> _Prompt_:
Please list all lines of the material below in which the string "Paso" occurs.

> _Record set_:
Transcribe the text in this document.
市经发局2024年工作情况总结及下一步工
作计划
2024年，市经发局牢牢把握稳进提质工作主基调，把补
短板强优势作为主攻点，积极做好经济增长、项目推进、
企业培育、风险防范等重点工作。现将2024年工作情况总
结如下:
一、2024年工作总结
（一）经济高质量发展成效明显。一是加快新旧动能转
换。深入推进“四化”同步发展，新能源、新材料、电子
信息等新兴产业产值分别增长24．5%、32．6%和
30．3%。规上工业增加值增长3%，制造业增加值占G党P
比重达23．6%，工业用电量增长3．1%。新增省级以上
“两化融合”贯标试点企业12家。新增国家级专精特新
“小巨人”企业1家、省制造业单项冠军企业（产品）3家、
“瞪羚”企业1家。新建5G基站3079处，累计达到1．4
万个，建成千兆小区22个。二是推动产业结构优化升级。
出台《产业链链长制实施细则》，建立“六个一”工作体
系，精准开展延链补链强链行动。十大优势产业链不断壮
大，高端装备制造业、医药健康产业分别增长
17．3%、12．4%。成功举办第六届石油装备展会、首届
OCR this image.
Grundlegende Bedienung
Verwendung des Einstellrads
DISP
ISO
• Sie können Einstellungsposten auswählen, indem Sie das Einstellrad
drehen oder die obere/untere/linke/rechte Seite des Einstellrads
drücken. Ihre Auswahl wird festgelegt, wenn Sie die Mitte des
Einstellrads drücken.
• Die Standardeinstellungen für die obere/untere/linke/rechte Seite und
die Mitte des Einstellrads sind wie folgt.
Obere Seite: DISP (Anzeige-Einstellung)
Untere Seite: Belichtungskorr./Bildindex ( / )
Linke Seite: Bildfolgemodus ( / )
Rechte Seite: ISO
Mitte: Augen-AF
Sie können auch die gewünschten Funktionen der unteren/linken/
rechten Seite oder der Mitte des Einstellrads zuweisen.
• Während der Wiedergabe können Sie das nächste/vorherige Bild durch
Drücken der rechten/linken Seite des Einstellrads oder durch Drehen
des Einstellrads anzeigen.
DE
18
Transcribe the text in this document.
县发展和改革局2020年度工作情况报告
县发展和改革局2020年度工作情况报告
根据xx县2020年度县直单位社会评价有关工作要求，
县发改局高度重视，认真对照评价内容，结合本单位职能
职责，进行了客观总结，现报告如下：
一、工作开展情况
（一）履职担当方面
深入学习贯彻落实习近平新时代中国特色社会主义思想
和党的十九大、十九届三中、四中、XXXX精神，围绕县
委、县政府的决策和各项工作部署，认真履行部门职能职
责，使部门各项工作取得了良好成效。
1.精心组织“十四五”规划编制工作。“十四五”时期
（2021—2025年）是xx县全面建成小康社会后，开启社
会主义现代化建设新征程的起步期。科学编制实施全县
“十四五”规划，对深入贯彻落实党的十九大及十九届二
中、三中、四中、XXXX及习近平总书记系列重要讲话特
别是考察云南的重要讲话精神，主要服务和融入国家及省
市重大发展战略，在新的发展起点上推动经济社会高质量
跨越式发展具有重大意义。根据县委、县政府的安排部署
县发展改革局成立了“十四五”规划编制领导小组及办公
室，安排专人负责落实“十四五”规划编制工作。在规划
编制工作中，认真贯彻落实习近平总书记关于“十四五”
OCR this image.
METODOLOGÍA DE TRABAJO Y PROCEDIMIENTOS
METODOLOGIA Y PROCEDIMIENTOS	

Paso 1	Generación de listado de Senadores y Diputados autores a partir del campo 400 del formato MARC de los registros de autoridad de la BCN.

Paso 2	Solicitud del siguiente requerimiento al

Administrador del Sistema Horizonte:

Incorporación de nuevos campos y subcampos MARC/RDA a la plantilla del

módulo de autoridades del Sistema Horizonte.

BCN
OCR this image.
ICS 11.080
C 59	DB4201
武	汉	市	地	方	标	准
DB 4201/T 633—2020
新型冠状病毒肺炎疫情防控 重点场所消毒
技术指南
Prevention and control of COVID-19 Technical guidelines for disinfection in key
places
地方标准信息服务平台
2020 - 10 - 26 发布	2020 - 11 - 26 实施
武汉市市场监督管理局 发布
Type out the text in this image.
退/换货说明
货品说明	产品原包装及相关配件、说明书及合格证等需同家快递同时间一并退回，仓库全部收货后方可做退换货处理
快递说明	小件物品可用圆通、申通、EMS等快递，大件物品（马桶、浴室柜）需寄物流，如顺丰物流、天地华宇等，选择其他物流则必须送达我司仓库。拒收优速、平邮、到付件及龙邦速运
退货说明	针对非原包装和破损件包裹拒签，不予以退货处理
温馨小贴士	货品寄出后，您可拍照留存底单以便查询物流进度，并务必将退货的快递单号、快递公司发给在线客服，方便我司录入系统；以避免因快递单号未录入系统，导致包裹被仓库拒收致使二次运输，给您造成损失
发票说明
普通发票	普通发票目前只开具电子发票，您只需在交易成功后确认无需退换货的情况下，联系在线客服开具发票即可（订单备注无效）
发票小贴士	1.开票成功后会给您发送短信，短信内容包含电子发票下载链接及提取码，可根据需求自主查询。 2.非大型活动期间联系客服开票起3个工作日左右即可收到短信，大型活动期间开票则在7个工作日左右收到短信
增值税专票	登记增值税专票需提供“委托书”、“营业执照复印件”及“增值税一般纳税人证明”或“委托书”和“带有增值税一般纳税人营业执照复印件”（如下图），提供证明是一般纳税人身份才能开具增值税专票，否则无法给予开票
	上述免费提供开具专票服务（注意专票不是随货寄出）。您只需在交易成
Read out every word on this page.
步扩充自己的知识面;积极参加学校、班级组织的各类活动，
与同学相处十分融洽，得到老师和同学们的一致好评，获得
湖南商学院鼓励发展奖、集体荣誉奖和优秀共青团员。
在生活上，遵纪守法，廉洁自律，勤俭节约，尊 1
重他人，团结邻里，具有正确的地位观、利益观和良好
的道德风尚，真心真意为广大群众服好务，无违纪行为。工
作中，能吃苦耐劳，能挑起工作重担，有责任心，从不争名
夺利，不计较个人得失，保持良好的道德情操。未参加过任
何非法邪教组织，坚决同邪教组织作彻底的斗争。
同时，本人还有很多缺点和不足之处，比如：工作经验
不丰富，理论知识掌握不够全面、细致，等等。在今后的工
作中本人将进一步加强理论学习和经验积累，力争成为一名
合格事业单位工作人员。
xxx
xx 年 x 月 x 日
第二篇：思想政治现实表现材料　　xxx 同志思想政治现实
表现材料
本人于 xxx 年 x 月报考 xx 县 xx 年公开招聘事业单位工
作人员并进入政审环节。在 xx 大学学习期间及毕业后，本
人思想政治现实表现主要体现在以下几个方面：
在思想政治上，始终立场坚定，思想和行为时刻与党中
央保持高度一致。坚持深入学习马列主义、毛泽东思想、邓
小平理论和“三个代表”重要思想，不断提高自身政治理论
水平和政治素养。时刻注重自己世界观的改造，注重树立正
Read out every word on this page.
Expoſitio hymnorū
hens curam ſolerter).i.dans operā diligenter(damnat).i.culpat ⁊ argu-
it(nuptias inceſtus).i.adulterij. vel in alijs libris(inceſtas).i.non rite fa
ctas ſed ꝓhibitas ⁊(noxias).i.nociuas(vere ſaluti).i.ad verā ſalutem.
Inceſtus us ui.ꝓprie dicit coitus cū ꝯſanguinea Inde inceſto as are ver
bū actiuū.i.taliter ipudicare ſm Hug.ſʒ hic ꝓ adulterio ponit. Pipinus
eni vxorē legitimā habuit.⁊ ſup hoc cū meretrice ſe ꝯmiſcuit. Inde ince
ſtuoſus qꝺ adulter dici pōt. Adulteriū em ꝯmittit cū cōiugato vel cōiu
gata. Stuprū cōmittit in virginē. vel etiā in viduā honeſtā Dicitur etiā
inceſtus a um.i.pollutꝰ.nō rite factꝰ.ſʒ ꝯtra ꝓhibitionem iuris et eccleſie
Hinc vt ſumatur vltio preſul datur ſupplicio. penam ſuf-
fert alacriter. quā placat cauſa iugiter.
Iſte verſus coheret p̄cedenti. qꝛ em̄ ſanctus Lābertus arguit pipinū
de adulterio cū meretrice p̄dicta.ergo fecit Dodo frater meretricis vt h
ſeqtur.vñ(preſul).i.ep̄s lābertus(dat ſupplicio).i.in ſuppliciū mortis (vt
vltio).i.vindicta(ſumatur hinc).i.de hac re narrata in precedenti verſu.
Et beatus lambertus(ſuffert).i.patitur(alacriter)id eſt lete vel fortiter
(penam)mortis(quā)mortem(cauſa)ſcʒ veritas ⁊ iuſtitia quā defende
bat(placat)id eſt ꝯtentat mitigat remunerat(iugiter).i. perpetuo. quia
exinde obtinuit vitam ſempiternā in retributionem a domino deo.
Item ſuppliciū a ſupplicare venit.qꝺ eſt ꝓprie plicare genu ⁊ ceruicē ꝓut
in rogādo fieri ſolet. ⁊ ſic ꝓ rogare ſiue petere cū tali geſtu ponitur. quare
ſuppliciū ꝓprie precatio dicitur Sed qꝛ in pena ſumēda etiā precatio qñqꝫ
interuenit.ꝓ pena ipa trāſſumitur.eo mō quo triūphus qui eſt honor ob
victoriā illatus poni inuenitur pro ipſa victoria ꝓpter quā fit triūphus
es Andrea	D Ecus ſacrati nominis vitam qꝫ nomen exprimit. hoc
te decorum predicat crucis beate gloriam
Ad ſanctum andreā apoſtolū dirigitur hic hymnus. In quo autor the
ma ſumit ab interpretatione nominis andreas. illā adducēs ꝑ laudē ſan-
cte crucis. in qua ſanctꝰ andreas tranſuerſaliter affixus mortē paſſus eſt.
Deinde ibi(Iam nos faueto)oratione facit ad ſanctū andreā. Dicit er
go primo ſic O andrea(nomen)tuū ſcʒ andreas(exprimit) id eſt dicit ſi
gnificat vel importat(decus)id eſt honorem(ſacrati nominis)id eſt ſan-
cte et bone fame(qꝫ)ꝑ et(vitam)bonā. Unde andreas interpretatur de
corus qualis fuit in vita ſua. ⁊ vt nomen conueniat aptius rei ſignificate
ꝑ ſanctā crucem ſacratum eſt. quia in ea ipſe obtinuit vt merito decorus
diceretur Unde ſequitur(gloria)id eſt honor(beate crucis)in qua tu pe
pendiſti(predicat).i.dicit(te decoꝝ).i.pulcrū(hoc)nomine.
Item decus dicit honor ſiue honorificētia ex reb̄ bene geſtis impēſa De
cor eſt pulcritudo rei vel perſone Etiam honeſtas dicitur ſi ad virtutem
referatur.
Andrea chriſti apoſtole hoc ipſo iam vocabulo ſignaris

> _Result of this exercise_:
Paso 1	Generación de listado de Senadores y Diputados autores a partir del campo 400 del formato MARC de los registros de autoridad de la BCN.
Paso 2	Solicitud del siguiente requerimiento al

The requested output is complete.